Requirement: Repeat the listing that follows, character for character, minus the pictures.

## start Available data

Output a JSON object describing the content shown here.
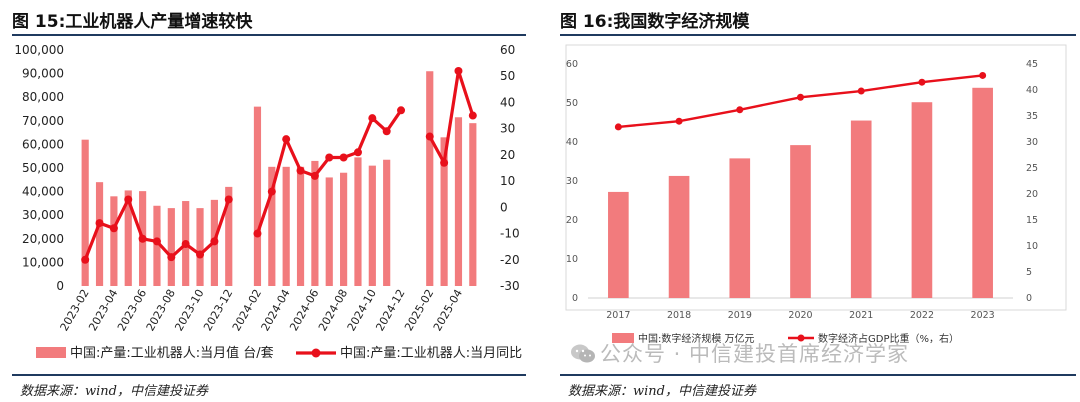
{
  "source_text": "数据来源：wind，中信建投证券",
  "watermark": "公众号 · 中信建投首席经济学家",
  "colors": {
    "bar": "#f27b7d",
    "line": "#e8101b",
    "rule": "#1f3a5f"
  },
  "chart_data": [
    {
      "type": "bar",
      "title": "图 15:工业机器人产量增速较快",
      "categories": [
        "2023-02",
        "2023-03",
        "2023-04",
        "2023-05",
        "2023-06",
        "2023-07",
        "2023-08",
        "2023-09",
        "2023-10",
        "2023-11",
        "2023-12",
        "2024-01",
        "2024-02",
        "2024-03",
        "2024-04",
        "2024-05",
        "2024-06",
        "2024-07",
        "2024-08",
        "2024-09",
        "2024-10",
        "2024-11",
        "2024-12",
        "2025-01",
        "2025-02",
        "2025-03",
        "2025-04",
        "2025-05"
      ],
      "x_tick_labels": [
        "2023-02",
        "2023-04",
        "2023-06",
        "2023-08",
        "2023-10",
        "2023-12",
        "2024-02",
        "2024-04",
        "2024-06",
        "2024-08",
        "2024-10",
        "2024-12",
        "2025-02",
        "2025-04"
      ],
      "series": [
        {
          "name": "中国:产量:工业机器人:当月值 台/套",
          "kind": "bar",
          "axis": "left",
          "values": [
            62000,
            44000,
            38000,
            40500,
            40200,
            34000,
            33000,
            36000,
            33000,
            36500,
            42000,
            null,
            76000,
            50500,
            50500,
            50500,
            53000,
            46000,
            48000,
            54500,
            51000,
            53500,
            null,
            null,
            91000,
            63000,
            71500,
            69000
          ]
        },
        {
          "name": "中国:产量:工业机器人:当月同比",
          "kind": "line",
          "axis": "right",
          "values": [
            -20,
            -6,
            -8,
            3,
            -12,
            -13,
            -19,
            -14,
            -18,
            -13,
            3,
            null,
            -10,
            6,
            26,
            14,
            12,
            19,
            19,
            21,
            34,
            29,
            37,
            null,
            27,
            17,
            52,
            35
          ]
        }
      ],
      "y_left": {
        "ticks": [
          "0",
          "10,000",
          "20,000",
          "30,000",
          "40,000",
          "50,000",
          "60,000",
          "70,000",
          "80,000",
          "90,000",
          "100,000"
        ],
        "min": 0,
        "max": 100000
      },
      "y_right": {
        "ticks": [
          "-30",
          "-20",
          "-10",
          "0",
          "10",
          "20",
          "30",
          "40",
          "50",
          "60"
        ],
        "min": -30,
        "max": 60
      },
      "legend": "bottom"
    },
    {
      "type": "bar",
      "title": "图 16:我国数字经济规模",
      "categories": [
        "2017",
        "2018",
        "2019",
        "2020",
        "2021",
        "2022",
        "2023"
      ],
      "series": [
        {
          "name": "中国:数字经济规模 万亿元",
          "kind": "bar",
          "axis": "left",
          "values": [
            27.2,
            31.3,
            35.8,
            39.2,
            45.5,
            50.2,
            53.9
          ]
        },
        {
          "name": "数字经济占GDP比重（%，右）",
          "kind": "line",
          "axis": "right",
          "values": [
            32.9,
            34.0,
            36.2,
            38.6,
            39.8,
            41.5,
            42.8
          ]
        }
      ],
      "y_left": {
        "ticks": [
          "0",
          "10",
          "20",
          "30",
          "40",
          "50",
          "60"
        ],
        "min": 0,
        "max": 60
      },
      "y_right": {
        "ticks": [
          "0",
          "5",
          "10",
          "15",
          "20",
          "25",
          "30",
          "35",
          "40",
          "45"
        ],
        "min": 0,
        "max": 45
      },
      "legend": "bottom"
    }
  ]
}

## end Available data

Exercise response:
Output a JSON object describing the content shown here.
{
  "source_text": "数据来源：wind，中信建投证券",
  "watermark": "公众号 · 中信建投首席经济学家",
  "colors": {
    "bar": "#f27b7d",
    "line": "#e8101b",
    "rule": "#1f3a5f"
  },
  "chart_data": [
    {
      "type": "bar",
      "title": "图 15:工业机器人产量增速较快",
      "categories": [
        "2023-02",
        "2023-03",
        "2023-04",
        "2023-05",
        "2023-06",
        "2023-07",
        "2023-08",
        "2023-09",
        "2023-10",
        "2023-11",
        "2023-12",
        "2024-01",
        "2024-02",
        "2024-03",
        "2024-04",
        "2024-05",
        "2024-06",
        "2024-07",
        "2024-08",
        "2024-09",
        "2024-10",
        "2024-11",
        "2024-12",
        "2025-01",
        "2025-02",
        "2025-03",
        "2025-04",
        "2025-05"
      ],
      "x_tick_labels": [
        "2023-02",
        "2023-04",
        "2023-06",
        "2023-08",
        "2023-10",
        "2023-12",
        "2024-02",
        "2024-04",
        "2024-06",
        "2024-08",
        "2024-10",
        "2024-12",
        "2025-02",
        "2025-04"
      ],
      "series": [
        {
          "name": "中国:产量:工业机器人:当月值 台/套",
          "kind": "bar",
          "axis": "left",
          "values": [
            62000,
            44000,
            38000,
            40500,
            40200,
            34000,
            33000,
            36000,
            33000,
            36500,
            42000,
            null,
            76000,
            50500,
            50500,
            50500,
            53000,
            46000,
            48000,
            54500,
            51000,
            53500,
            null,
            null,
            91000,
            63000,
            71500,
            69000
          ]
        },
        {
          "name": "中国:产量:工业机器人:当月同比",
          "kind": "line",
          "axis": "right",
          "values": [
            -20,
            -6,
            -8,
            3,
            -12,
            -13,
            -19,
            -14,
            -18,
            -13,
            3,
            null,
            -10,
            6,
            26,
            14,
            12,
            19,
            19,
            21,
            34,
            29,
            37,
            null,
            27,
            17,
            52,
            35
          ]
        }
      ],
      "y_left": {
        "ticks": [
          "0",
          "10,000",
          "20,000",
          "30,000",
          "40,000",
          "50,000",
          "60,000",
          "70,000",
          "80,000",
          "90,000",
          "100,000"
        ],
        "min": 0,
        "max": 100000
      },
      "y_right": {
        "ticks": [
          "-30",
          "-20",
          "-10",
          "0",
          "10",
          "20",
          "30",
          "40",
          "50",
          "60"
        ],
        "min": -30,
        "max": 60
      },
      "legend": "bottom"
    },
    {
      "type": "bar",
      "title": "图 16:我国数字经济规模",
      "categories": [
        "2017",
        "2018",
        "2019",
        "2020",
        "2021",
        "2022",
        "2023"
      ],
      "series": [
        {
          "name": "中国:数字经济规模 万亿元",
          "kind": "bar",
          "axis": "left",
          "values": [
            27.2,
            31.3,
            35.8,
            39.2,
            45.5,
            50.2,
            53.9
          ]
        },
        {
          "name": "数字经济占GDP比重（%，右）",
          "kind": "line",
          "axis": "right",
          "values": [
            32.9,
            34.0,
            36.2,
            38.6,
            39.8,
            41.5,
            42.8
          ]
        }
      ],
      "y_left": {
        "ticks": [
          "0",
          "10",
          "20",
          "30",
          "40",
          "50",
          "60"
        ],
        "min": 0,
        "max": 60
      },
      "y_right": {
        "ticks": [
          "0",
          "5",
          "10",
          "15",
          "20",
          "25",
          "30",
          "35",
          "40",
          "45"
        ],
        "min": 0,
        "max": 45
      },
      "legend": "bottom"
    }
  ]
}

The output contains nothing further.